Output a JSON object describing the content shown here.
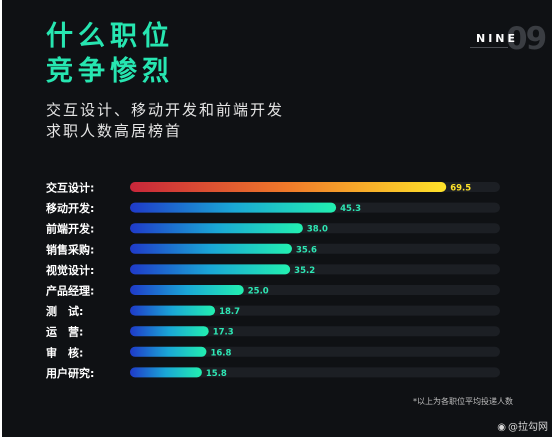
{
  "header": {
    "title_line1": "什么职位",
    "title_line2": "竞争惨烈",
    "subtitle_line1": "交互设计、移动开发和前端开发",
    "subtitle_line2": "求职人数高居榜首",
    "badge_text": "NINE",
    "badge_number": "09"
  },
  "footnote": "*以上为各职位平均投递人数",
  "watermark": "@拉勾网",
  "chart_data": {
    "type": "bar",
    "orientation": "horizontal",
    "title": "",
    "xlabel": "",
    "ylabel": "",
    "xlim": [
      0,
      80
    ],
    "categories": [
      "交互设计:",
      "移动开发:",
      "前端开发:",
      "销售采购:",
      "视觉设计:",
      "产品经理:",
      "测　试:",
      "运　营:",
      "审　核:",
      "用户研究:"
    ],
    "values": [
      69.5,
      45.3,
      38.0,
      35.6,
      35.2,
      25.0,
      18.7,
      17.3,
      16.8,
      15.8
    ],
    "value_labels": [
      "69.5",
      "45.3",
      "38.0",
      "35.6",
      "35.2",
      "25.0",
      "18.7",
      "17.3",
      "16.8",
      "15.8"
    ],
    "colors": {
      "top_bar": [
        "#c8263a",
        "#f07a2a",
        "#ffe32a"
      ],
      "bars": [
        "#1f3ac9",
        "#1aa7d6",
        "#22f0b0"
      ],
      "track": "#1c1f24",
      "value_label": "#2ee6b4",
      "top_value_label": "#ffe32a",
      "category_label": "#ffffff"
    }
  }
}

--

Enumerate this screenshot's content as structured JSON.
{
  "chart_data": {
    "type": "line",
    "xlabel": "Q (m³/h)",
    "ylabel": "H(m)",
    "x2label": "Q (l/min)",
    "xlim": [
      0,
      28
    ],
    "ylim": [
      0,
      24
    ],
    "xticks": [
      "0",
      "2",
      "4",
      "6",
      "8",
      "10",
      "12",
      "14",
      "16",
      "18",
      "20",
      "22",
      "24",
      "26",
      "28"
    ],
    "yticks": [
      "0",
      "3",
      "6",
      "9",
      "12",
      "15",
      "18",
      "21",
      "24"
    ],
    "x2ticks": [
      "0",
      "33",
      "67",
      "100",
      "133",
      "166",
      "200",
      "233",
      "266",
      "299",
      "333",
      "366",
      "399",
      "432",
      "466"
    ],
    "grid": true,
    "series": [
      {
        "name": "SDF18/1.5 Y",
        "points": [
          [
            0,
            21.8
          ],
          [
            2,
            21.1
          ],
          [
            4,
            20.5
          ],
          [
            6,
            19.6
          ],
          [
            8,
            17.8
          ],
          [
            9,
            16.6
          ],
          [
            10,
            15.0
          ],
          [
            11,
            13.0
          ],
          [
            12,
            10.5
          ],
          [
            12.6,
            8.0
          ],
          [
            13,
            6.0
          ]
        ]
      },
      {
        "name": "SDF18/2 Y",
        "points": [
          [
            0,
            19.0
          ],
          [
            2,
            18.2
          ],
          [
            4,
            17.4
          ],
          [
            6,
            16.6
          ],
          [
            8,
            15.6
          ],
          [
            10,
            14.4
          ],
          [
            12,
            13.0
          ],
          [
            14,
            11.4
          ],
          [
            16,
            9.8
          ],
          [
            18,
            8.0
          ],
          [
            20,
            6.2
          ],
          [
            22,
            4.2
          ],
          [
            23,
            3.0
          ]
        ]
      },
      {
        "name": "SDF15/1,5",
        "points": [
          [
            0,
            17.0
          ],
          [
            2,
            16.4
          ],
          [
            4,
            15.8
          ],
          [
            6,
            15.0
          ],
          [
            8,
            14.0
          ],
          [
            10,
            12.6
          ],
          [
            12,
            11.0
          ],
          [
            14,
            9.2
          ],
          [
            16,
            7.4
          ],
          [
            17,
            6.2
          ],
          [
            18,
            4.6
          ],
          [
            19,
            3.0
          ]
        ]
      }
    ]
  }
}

---

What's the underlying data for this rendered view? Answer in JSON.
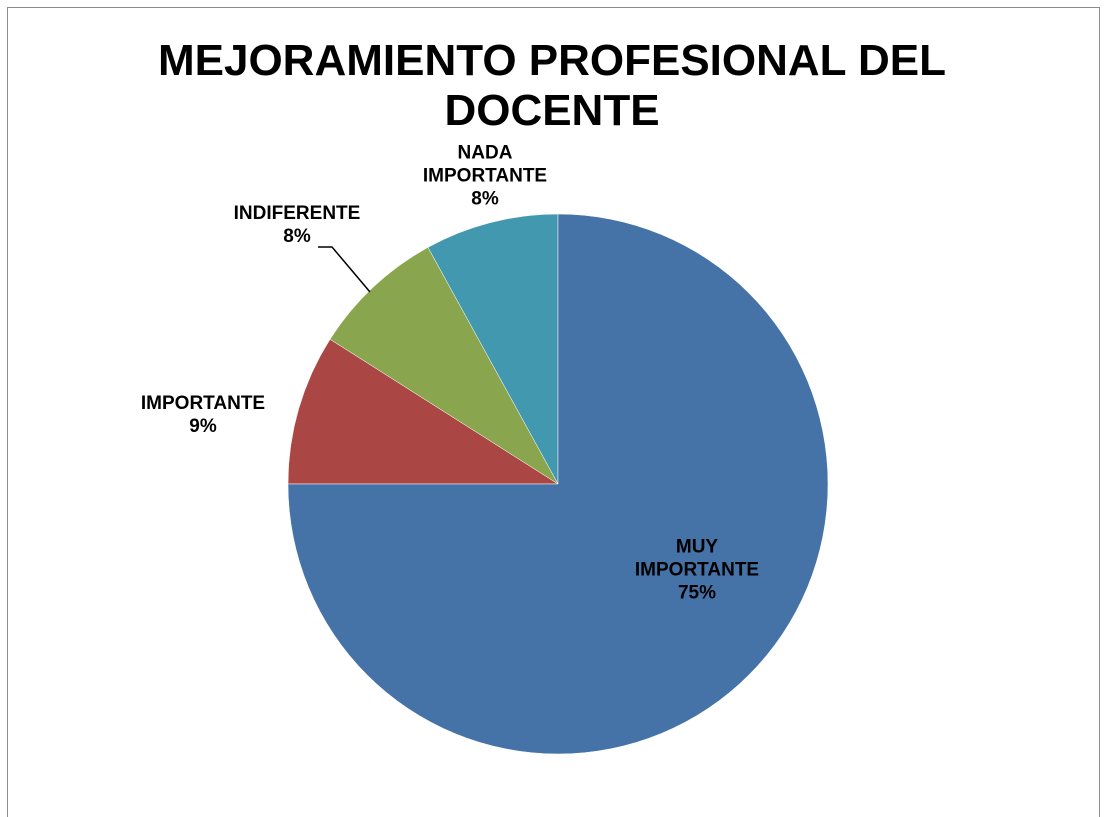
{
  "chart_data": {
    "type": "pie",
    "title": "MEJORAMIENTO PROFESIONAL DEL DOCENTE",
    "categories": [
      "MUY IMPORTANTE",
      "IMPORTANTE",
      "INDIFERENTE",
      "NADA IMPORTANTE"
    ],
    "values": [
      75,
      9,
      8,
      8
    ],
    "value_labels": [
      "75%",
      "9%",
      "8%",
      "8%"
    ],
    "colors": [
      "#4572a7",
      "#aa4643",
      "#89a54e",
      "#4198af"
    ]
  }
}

- [EXERCISE DIRECTIONS] Count how many lines contain "IMPORTANTE" and give only that count.

- [COMPLETE ANSWER] 3